=== Supplied entries ===
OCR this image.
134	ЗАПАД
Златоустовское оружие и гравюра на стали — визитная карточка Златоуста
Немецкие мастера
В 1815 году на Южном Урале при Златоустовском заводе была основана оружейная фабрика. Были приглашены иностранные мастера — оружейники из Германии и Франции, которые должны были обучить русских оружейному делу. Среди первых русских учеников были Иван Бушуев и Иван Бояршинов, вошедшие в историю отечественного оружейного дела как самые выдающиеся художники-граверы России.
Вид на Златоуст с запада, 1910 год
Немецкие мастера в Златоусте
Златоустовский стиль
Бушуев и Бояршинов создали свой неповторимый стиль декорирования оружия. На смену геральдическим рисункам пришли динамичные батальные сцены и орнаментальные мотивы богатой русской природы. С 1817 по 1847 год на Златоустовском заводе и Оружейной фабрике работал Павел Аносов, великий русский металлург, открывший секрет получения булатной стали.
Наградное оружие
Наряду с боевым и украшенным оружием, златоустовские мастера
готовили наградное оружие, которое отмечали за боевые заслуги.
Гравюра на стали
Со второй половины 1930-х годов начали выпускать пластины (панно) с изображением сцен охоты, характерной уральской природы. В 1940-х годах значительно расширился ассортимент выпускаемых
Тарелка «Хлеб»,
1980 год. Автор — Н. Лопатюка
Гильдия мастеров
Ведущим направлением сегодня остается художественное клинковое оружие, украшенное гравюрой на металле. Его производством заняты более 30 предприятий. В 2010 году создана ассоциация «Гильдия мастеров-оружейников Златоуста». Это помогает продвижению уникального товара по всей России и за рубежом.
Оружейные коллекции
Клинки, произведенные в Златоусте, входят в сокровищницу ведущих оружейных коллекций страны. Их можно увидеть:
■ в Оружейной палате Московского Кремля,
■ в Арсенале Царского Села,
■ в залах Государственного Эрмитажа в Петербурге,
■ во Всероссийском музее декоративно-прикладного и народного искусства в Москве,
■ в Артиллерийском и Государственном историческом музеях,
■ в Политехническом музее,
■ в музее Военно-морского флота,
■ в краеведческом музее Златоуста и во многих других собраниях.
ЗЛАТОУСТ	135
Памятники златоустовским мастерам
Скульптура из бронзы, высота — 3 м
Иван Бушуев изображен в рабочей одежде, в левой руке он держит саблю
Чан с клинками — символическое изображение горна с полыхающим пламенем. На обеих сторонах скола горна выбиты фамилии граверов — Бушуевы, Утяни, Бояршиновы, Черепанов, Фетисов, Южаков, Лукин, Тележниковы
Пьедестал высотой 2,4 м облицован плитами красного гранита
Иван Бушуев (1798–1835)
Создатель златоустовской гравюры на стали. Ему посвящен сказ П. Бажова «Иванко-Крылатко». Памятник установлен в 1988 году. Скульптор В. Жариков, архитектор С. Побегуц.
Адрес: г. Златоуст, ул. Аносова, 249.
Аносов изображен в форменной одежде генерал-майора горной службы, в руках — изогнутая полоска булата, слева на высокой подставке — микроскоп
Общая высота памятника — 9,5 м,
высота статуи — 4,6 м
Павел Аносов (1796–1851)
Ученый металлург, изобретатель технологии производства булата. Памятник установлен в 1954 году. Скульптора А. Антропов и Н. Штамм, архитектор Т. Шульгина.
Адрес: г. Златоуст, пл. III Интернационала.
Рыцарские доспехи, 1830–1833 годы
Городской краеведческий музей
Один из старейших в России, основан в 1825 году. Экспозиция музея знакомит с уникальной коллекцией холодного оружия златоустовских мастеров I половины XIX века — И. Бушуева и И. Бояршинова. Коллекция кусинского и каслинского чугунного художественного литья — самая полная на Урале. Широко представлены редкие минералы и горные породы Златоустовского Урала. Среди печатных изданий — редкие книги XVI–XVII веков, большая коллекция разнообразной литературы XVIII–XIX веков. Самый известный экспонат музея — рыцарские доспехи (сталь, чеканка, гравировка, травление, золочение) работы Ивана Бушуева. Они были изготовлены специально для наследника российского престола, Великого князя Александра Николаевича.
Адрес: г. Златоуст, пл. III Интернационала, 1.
===
*Work to be completed*
Transcribe the whole listing exactly.

*Written response*
OCR this image.
134	ЗАПАД
Златоустовское оружие и гравюра на стали — визитная карточка Златоуста
Немецкие мастера
В 1815 году на Южном Урале при Златоустовском заводе была основана оружейная фабрика. Были приглашены иностранные мастера — оружейники из Германии и Франции, которые должны были обучить русских оружейному делу. Среди первых русских учеников были Иван Бушуев и Иван Бояршинов, вошедшие в историю отечественного оружейного дела как самые выдающиеся художники-граверы России.
Вид на Златоуст с запада, 1910 год
Немецкие мастера в Златоусте
Златоустовский стиль
Бушуев и Бояршинов создали свой неповторимый стиль декорирования оружия. На смену геральдическим рисункам пришли динамичные батальные сцены и орнаментальные мотивы богатой русской природы. С 1817 по 1847 год на Златоустовском заводе и Оружейной фабрике работал Павел Аносов, великий русский металлург, открывший секрет получения булатной стали.
Наградное оружие
Наряду с боевым и украшенным оружием, златоустовские мастера
готовили наградное оружие, которое отмечали за боевые заслуги.
Гравюра на стали
Со второй половины 1930-х годов начали выпускать пластины (панно) с изображением сцен охоты, характерной уральской природы. В 1940-х годах значительно расширился ассортимент выпускаемых
Тарелка «Хлеб»,
1980 год. Автор — Н. Лопатюка
Гильдия мастеров
Ведущим направлением сегодня остается художественное клинковое оружие, украшенное гравюрой на металле. Его производством заняты более 30 предприятий. В 2010 году создана ассоциация «Гильдия мастеров-оружейников Златоуста». Это помогает продвижению уникального товара по всей России и за рубежом.
Оружейные коллекции
Клинки, произведенные в Златоусте, входят в сокровищницу ведущих оружейных коллекций страны. Их можно увидеть:
■ в Оружейной палате Московского Кремля,
■ в Арсенале Царского Села,
■ в залах Государственного Эрмитажа в Петербурге,
■ во Всероссийском музее декоративно-прикладного и народного искусства в Москве,
■ в Артиллерийском и Государственном историческом музеях,
■ в Политехническом музее,
■ в музее Военно-морского флота,
■ в краеведческом музее Златоуста и во многих других собраниях.
ЗЛАТОУСТ	135
Памятники златоустовским мастерам
Скульптура из бронзы, высота — 3 м
Иван Бушуев изображен в рабочей одежде, в левой руке он держит саблю
Чан с клинками — символическое изображение горна с полыхающим пламенем. На обеих сторонах скола горна выбиты фамилии граверов — Бушуевы, Утяни, Бояршиновы, Черепанов, Фетисов, Южаков, Лукин, Тележниковы
Пьедестал высотой 2,4 м облицован плитами красного гранита
Иван Бушуев (1798–1835)
Создатель златоустовской гравюры на стали. Ему посвящен сказ П. Бажова «Иванко-Крылатко». Памятник установлен в 1988 году. Скульптор В. Жариков, архитектор С. Побегуц.
Адрес: г. Златоуст, ул. Аносова, 249.
Аносов изображен в форменной одежде генерал-майора горной службы, в руках — изогнутая полоска булата, слева на высокой подставке — микроскоп
Общая высота памятника — 9,5 м,
высота статуи — 4,6 м
Павел Аносов (1796–1851)
Ученый металлург, изобретатель технологии производства булата. Памятник установлен в 1954 году. Скульптора А. Антропов и Н. Штамм, архитектор Т. Шульгина.
Адрес: г. Златоуст, пл. III Интернационала.
Рыцарские доспехи, 1830–1833 годы
Городской краеведческий музей
Один из старейших в России, основан в 1825 году. Экспозиция музея знакомит с уникальной коллекцией холодного оружия златоустовских мастеров I половины XIX века — И. Бушуева и И. Бояршинова. Коллекция кусинского и каслинского чугунного художественного литья — самая полная на Урале. Широко представлены редкие минералы и горные породы Златоустовского Урала. Среди печатных изданий — редкие книги XVI–XVII веков, большая коллекция разнообразной литературы XVIII–XIX веков. Самый известный экспонат музея — рыцарские доспехи (сталь, чеканка, гравировка, травление, золочение) работы Ивана Бушуева. Они были изготовлены специально для наследника российского престола, Великого князя Александра Николаевича.
Адрес: г. Златоуст, пл. III Интернационала, 1.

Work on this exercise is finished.